Recorded data:
_ _ _ _

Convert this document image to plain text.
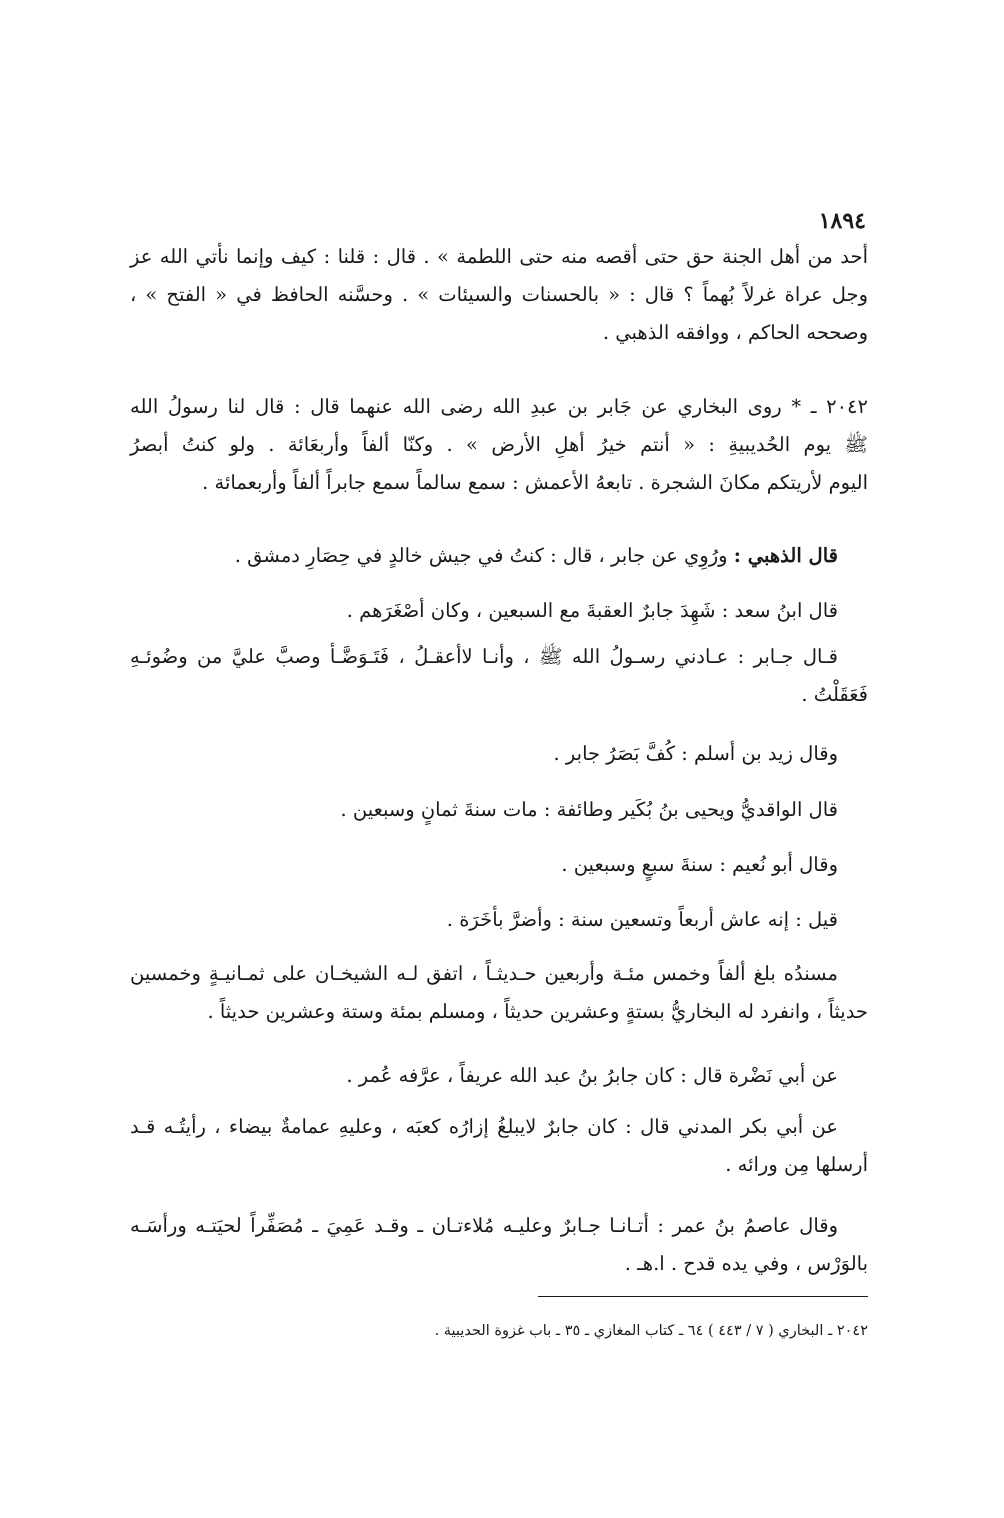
١٨٩٤
أحد من أهل الجنة حق حتى أقصه منه حتى اللطمة » . قال : قلنا : كيف وإنما نأتي الله عز
وجل عراة غرلاً بُهماً ؟ قال : « بالحسنات والسيئات » . وحسَّنه الحافظ في « الفتح » ،
وصححه الحاكم ، ووافقه الذهبي .
٢٠٤٢ ـ * روى البخاري عن جَابر بن عبدِ الله رضى الله عنهما قال : قال لنا رسولُ الله
ﷺ يوم الحُديبيةِ : « أنتم خيرُ أهلِ الأرض » . وكنّا ألفاً وأربعَائة . ولو كنتُ أبصرُ
اليوم لأريتكم مكانَ الشجرة . تابعهُ الأعمش : سمع سالماً سمع جابراً ألفاً وأربعمائة .
قال الذهبي : ورُوِي عن جابر ، قال : كنتُ في جيش خالدٍ في حِصَارِ دمشق .
قال ابنُ سعد : شَهِدَ جابرٌ العقبةَ مع السبعين ، وكان أصْغَرَهم .
قـال جـابر : عـادني رسـولُ الله ﷺ ، وأنـا لاأعقـلُ ، فَتَـوَضَّـأ وصبَّ عليَّ من وضُوئـهِ
فَعَقَلْتُ .
وقال زيد بن أسلم : كُفَّ بَصَرُ جابر .
قال الواقديُّ ويحيى بنُ بُكَير وطائفة : مات سنةَ ثمانٍ وسبعين .
وقال أبو نُعيم : سنةَ سبعٍ وسبعين .
قيل : إنه عاش أربعاً وتسعين سنة : وأضرَّ بأخَرَة .
مسندُه بلغ ألفاً وخمس مئـة وأربعين حـديثـاً ، اتفق لـه الشيخـان على ثمـانيـةٍ وخمسين
حديثاً ، وانفرد له البخاريُّ بستةٍ وعشرين حديثاً ، ومسلم بمئة وستة وعشرين حديثاً .
عن أبي نَضْرة قال : كان جابرُ بنُ عبد الله عريفاً ، عرَّفه عُمر .
عن أبي بكر المدني قال : كان جابرٌ لايبلغُ إزارُه كعبَه ، وعليهِ عمامةٌ بيضاء ، رأيتُـه قـد
أرسلها مِن ورائه .
وقال عاصمُ بنُ عمر : أتـانـا جـابرٌ وعليـه مُلاءتـان ـ وقـد عَمِيَ ـ مُصَفِّراً لحيَتـه ورأسَـه
بالوَرْس ، وفي يده قدح . ا.هـ .
٢٠٤٢ ـ البخاري ( ٧ / ٤٤٣ ) ٦٤ ـ كتاب المغازي ـ ٣٥ ـ باب غزوة الحديبية .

_ _ _ _

= EXERCISE =
Each entry should be repeated exactly as it appears; the pictures stay out.

= TASK RESPONSE =
Convert this document image to plain text.
١٨٩٤
أحد من أهل الجنة حق حتى أقصه منه حتى اللطمة » . قال : قلنا : كيف وإنما نأتي الله عز
وجل عراة غرلاً بُهماً ؟ قال : « بالحسنات والسيئات » . وحسَّنه الحافظ في « الفتح » ،
وصححه الحاكم ، ووافقه الذهبي .
٢٠٤٢ ـ * روى البخاري عن جَابر بن عبدِ الله رضى الله عنهما قال : قال لنا رسولُ الله
ﷺ يوم الحُديبيةِ : « أنتم خيرُ أهلِ الأرض » . وكنّا ألفاً وأربعَائة . ولو كنتُ أبصرُ
اليوم لأريتكم مكانَ الشجرة . تابعهُ الأعمش : سمع سالماً سمع جابراً ألفاً وأربعمائة .
قال الذهبي : ورُوِي عن جابر ، قال : كنتُ في جيش خالدٍ في حِصَارِ دمشق .
قال ابنُ سعد : شَهِدَ جابرٌ العقبةَ مع السبعين ، وكان أصْغَرَهم .
قـال جـابر : عـادني رسـولُ الله ﷺ ، وأنـا لاأعقـلُ ، فَتَـوَضَّـأ وصبَّ عليَّ من وضُوئـهِ
فَعَقَلْتُ .
وقال زيد بن أسلم : كُفَّ بَصَرُ جابر .
قال الواقديُّ ويحيى بنُ بُكَير وطائفة : مات سنةَ ثمانٍ وسبعين .
وقال أبو نُعيم : سنةَ سبعٍ وسبعين .
قيل : إنه عاش أربعاً وتسعين سنة : وأضرَّ بأخَرَة .
مسندُه بلغ ألفاً وخمس مئـة وأربعين حـديثـاً ، اتفق لـه الشيخـان على ثمـانيـةٍ وخمسين
حديثاً ، وانفرد له البخاريُّ بستةٍ وعشرين حديثاً ، ومسلم بمئة وستة وعشرين حديثاً .
عن أبي نَضْرة قال : كان جابرُ بنُ عبد الله عريفاً ، عرَّفه عُمر .
عن أبي بكر المدني قال : كان جابرٌ لايبلغُ إزارُه كعبَه ، وعليهِ عمامةٌ بيضاء ، رأيتُـه قـد
أرسلها مِن ورائه .
وقال عاصمُ بنُ عمر : أتـانـا جـابرٌ وعليـه مُلاءتـان ـ وقـد عَمِيَ ـ مُصَفِّراً لحيَتـه ورأسَـه
بالوَرْس ، وفي يده قدح . ا.هـ .
٢٠٤٢ ـ البخاري ( ٧ / ٤٤٣ ) ٦٤ ـ كتاب المغازي ـ ٣٥ ـ باب غزوة الحديبية .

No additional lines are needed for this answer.